### Problem to solve
What is the number of lines holding the word "Central"? Write that number and nothing else.

### Records provided

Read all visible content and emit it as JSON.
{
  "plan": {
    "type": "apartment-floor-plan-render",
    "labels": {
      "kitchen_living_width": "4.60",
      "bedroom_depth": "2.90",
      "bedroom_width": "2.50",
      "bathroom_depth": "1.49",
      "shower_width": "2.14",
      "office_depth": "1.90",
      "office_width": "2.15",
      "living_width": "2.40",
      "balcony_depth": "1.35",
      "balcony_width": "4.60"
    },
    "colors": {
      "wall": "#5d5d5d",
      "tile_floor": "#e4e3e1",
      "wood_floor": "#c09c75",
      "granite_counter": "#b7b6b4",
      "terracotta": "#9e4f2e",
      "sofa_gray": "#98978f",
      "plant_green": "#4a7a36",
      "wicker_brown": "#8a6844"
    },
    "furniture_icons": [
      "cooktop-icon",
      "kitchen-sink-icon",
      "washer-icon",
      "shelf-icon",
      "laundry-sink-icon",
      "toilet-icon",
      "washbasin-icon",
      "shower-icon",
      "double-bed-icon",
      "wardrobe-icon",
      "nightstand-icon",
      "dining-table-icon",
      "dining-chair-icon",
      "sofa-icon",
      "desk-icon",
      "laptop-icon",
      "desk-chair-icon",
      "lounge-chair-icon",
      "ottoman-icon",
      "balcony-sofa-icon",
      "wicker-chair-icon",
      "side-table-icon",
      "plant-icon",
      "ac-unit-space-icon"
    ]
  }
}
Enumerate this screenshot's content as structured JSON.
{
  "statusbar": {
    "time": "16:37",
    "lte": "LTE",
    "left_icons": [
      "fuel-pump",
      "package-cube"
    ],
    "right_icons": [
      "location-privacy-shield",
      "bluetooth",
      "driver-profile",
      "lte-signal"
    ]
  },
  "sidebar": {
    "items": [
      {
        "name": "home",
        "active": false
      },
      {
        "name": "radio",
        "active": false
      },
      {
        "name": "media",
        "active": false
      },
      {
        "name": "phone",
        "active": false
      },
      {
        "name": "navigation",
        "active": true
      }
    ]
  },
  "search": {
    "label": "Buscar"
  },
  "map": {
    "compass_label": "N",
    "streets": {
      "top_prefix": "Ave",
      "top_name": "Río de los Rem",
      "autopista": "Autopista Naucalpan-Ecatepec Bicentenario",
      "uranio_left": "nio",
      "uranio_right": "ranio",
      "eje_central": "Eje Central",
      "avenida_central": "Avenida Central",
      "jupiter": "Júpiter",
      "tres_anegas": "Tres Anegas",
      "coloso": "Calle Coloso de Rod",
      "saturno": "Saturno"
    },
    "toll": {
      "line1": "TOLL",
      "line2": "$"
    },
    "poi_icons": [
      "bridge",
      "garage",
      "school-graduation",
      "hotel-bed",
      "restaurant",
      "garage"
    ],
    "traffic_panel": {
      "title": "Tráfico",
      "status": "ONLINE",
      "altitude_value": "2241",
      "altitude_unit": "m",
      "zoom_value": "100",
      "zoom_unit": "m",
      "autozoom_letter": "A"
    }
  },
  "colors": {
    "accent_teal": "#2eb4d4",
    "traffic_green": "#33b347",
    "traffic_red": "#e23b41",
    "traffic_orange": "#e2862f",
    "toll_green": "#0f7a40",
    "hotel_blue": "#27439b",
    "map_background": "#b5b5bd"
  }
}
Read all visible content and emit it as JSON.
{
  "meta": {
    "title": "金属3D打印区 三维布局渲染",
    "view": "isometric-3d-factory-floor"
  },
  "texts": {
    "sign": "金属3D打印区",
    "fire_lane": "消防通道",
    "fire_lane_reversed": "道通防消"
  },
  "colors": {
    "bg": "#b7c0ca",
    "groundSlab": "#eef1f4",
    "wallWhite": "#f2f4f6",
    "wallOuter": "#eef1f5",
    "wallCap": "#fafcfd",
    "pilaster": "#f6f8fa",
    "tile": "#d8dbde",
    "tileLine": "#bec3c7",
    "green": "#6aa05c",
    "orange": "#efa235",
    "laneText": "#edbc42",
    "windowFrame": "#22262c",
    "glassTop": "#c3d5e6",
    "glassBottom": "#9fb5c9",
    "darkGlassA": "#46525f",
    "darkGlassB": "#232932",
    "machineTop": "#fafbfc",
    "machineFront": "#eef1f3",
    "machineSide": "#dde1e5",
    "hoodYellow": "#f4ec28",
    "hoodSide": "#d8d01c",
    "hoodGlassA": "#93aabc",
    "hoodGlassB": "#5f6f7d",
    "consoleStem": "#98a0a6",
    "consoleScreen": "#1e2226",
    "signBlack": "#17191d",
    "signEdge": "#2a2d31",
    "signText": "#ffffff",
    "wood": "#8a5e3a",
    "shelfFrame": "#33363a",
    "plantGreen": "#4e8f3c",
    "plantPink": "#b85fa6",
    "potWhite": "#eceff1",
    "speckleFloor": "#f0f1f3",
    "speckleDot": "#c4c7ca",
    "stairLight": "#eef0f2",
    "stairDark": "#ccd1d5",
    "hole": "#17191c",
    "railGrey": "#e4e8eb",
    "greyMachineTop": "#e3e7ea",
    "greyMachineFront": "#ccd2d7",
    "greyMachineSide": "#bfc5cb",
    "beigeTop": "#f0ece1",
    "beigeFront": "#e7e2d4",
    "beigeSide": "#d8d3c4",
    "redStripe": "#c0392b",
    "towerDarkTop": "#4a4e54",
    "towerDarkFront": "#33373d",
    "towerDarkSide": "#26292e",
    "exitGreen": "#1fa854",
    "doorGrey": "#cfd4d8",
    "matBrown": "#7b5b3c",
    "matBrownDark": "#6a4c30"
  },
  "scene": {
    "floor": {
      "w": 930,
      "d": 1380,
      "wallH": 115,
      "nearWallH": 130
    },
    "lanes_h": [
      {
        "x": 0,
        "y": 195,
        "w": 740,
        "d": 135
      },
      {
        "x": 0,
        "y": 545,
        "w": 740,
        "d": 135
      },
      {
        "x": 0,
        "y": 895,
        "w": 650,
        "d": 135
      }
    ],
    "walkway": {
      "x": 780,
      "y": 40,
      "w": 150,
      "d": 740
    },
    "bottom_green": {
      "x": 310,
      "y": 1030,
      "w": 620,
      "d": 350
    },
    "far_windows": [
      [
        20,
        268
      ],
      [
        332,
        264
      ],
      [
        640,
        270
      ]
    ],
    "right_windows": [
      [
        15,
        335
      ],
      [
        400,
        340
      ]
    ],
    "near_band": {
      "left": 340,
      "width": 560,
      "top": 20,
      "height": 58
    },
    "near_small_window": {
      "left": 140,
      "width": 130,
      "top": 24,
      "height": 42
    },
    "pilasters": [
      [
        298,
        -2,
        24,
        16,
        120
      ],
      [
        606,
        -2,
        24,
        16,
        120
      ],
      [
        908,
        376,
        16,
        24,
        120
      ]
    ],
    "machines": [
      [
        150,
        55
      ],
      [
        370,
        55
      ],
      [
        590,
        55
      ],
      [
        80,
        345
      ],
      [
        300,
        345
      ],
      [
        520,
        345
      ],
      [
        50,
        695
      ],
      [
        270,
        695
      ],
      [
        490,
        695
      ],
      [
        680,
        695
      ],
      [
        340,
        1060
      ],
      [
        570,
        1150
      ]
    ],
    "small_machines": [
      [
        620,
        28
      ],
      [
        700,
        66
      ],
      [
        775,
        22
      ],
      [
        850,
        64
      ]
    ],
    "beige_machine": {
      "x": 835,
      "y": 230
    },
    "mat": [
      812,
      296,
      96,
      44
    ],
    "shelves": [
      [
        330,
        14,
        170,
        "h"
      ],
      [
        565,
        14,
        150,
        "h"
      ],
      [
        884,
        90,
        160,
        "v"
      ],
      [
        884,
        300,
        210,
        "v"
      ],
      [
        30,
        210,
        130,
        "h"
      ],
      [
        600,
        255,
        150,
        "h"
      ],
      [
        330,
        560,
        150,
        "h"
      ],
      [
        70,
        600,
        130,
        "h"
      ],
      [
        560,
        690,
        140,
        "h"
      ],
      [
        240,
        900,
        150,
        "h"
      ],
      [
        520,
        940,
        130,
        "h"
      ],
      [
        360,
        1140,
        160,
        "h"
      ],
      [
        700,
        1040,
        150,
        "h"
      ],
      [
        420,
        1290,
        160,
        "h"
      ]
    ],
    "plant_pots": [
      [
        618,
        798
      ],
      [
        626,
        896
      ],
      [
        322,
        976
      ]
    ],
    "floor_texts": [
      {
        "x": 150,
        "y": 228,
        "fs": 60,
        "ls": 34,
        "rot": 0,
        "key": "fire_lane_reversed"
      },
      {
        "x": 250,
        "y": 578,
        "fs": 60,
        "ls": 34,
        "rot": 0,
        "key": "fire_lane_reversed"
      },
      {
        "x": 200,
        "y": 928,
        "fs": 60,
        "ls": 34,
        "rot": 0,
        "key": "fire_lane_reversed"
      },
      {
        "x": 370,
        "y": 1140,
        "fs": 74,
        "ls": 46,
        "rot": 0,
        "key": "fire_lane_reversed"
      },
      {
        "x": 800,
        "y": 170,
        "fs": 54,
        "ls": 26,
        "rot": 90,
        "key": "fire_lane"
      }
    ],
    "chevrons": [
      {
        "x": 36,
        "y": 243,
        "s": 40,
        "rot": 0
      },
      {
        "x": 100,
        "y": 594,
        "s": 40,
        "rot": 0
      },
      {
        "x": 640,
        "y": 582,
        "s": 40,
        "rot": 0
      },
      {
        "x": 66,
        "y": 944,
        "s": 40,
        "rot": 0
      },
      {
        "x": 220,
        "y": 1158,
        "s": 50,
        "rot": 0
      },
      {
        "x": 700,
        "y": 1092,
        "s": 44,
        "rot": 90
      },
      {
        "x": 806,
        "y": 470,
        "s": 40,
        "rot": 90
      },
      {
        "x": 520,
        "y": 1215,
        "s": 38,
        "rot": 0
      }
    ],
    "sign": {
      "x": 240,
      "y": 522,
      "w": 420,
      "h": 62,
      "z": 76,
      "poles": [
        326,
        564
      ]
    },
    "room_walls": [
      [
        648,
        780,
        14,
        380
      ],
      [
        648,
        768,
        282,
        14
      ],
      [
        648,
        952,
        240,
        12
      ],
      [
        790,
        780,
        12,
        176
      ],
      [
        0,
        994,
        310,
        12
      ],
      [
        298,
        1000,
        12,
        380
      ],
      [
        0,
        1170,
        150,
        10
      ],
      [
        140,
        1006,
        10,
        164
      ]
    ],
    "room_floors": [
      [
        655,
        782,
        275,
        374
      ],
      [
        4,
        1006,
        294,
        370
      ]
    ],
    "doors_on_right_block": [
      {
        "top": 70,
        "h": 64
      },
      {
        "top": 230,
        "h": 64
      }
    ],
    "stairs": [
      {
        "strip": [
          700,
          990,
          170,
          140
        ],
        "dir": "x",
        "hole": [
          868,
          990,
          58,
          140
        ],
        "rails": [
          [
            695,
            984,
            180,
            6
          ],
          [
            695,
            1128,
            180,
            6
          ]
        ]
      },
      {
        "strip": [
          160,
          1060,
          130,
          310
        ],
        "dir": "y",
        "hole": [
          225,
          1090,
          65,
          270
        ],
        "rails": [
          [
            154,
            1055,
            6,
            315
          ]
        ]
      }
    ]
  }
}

### Right answer
2